**Sección del documento:**
Dude usted, hombre; llámeme pérfida, falaz, para que después me
guste oirle decir lo contrario,21
Claro que, ¿a quién debía dedicarse a marear por aquellos días Eufrasia
en su compás de espera, sino a todo un dandy, al dandy Estebanito?:
Reapareció entonces el dandy, paquete, lion, fashionable, o como
nombrársele quiera, don Esteban Ordóñez de Castro, y Eufrasia
tuvo ya con quien divertirse mientras le llegaba el santo de su completa
devoción.22
El seductor duende de Eufrasia enreda no sólo a cuantos obnubila el
destelleo omnipotente de su aureola. Parece disfrutar, además, del don
igualmente divino de la ubicuidad. Diríase capaz de sugestionar in absentia.

**Enunciado 1:** Indica si cada afirmación concuerda con el fragmento sobre Eufrasia, respondiendo sí o no y citando las palabras que lo deciden: (a) Con la reaparición de don Esteban, Eufrasia tuvo con quien divertirse. (b) Al duende de Eufrasia se le atribuye el don de la ubicuidad. (c) El duende de Eufrasia solo puede sugestionar en presencia de los demás.

(Registros guardados)
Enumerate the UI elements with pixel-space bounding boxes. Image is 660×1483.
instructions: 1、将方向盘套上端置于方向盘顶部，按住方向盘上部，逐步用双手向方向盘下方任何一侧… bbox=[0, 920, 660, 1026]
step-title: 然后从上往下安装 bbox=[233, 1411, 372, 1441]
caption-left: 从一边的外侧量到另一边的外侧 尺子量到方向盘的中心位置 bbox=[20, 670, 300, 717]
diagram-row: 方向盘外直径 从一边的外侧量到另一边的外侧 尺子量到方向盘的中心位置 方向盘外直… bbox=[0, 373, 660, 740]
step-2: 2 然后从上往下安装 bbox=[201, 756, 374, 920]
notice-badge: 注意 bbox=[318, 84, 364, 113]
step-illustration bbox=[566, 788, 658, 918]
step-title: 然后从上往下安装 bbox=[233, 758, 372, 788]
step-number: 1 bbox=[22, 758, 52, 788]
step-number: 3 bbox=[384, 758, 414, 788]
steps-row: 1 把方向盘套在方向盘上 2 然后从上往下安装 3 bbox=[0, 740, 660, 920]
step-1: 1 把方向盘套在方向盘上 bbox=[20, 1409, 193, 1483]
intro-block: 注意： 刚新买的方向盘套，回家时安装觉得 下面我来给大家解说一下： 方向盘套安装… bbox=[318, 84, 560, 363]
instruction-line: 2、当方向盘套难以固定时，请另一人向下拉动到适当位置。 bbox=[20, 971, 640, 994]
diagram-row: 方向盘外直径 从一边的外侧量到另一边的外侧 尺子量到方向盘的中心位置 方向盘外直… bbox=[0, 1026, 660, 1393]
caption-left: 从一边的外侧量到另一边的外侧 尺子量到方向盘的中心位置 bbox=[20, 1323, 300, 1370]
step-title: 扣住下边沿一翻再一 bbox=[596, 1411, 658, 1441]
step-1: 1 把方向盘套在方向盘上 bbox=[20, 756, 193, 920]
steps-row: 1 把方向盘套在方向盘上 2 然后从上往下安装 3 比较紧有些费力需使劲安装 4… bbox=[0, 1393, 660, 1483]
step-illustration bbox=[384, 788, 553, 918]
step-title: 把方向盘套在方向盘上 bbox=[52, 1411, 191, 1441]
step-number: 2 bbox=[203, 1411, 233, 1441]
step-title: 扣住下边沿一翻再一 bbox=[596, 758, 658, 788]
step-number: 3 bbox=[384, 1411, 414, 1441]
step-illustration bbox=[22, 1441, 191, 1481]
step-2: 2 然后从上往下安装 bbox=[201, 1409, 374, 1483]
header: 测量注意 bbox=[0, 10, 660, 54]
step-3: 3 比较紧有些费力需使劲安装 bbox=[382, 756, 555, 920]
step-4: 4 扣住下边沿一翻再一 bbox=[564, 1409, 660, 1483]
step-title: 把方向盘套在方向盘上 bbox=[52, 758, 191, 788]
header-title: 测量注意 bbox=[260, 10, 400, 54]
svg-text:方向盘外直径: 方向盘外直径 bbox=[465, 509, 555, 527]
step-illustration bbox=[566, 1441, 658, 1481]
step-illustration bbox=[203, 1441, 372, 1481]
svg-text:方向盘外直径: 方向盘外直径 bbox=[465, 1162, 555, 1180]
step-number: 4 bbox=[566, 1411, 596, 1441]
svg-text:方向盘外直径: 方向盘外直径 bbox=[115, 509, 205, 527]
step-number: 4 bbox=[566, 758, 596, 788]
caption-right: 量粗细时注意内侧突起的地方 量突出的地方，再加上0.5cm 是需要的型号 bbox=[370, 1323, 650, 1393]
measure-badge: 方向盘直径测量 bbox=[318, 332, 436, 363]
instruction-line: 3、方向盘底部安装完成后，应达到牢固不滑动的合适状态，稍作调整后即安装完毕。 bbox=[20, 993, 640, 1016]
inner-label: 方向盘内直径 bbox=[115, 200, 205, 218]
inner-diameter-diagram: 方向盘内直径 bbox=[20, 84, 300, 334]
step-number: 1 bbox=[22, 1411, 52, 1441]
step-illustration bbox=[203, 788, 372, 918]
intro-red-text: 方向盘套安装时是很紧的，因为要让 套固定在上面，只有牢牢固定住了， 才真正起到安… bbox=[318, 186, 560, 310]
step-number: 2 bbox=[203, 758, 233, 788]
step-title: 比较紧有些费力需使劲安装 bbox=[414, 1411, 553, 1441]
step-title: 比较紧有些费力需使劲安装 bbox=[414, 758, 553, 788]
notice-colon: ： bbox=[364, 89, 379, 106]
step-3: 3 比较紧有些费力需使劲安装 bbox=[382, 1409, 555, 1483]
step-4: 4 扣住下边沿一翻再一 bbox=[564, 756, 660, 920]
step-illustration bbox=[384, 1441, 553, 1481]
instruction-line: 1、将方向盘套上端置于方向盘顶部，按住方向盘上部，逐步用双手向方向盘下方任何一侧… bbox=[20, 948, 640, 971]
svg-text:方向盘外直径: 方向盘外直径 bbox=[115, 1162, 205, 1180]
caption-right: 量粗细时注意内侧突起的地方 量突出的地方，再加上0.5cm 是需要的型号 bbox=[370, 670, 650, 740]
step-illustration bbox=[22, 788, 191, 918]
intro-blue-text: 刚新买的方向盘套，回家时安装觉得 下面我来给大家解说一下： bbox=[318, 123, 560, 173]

**Enunciado 2:** Cita las líneas del listado desde su comienzo hasta la que contiene "step-title: 然后从上往下安装 bbox=[233, 758, 372, 788]", ambas incluidas.

**Respuesta correcta 1:**
(a) Sí: "y Eufrasia tuvo ya con quien divertirse".
(b) Sí: "Parece disfrutar, además, del don igualmente divino de la ubicuidad."
(c) No: "Diríase capaz de sugestionar in absentia."

**Respuesta correcta 2:**
Enumerate the UI elements with pixel-space bounding boxes. Image is 660×1483.
instructions: 1、将方向盘套上端置于方向盘顶部，按住方向盘上部，逐步用双手向方向盘下方任何一侧… bbox=[0, 920, 660, 1026]
step-title: 然后从上往下安装 bbox=[233, 1411, 372, 1441]
caption-left: 从一边的外侧量到另一边的外侧 尺子量到方向盘的中心位置 bbox=[20, 670, 300, 717]
diagram-row: 方向盘外直径 从一边的外侧量到另一边的外侧 尺子量到方向盘的中心位置 方向盘外直… bbox=[0, 373, 660, 740]
step-2: 2 然后从上往下安装 bbox=[201, 756, 374, 920]
notice-badge: 注意 bbox=[318, 84, 364, 113]
step-illustration bbox=[566, 788, 658, 918]
step-title: 然后从上往下安装 bbox=[233, 758, 372, 788]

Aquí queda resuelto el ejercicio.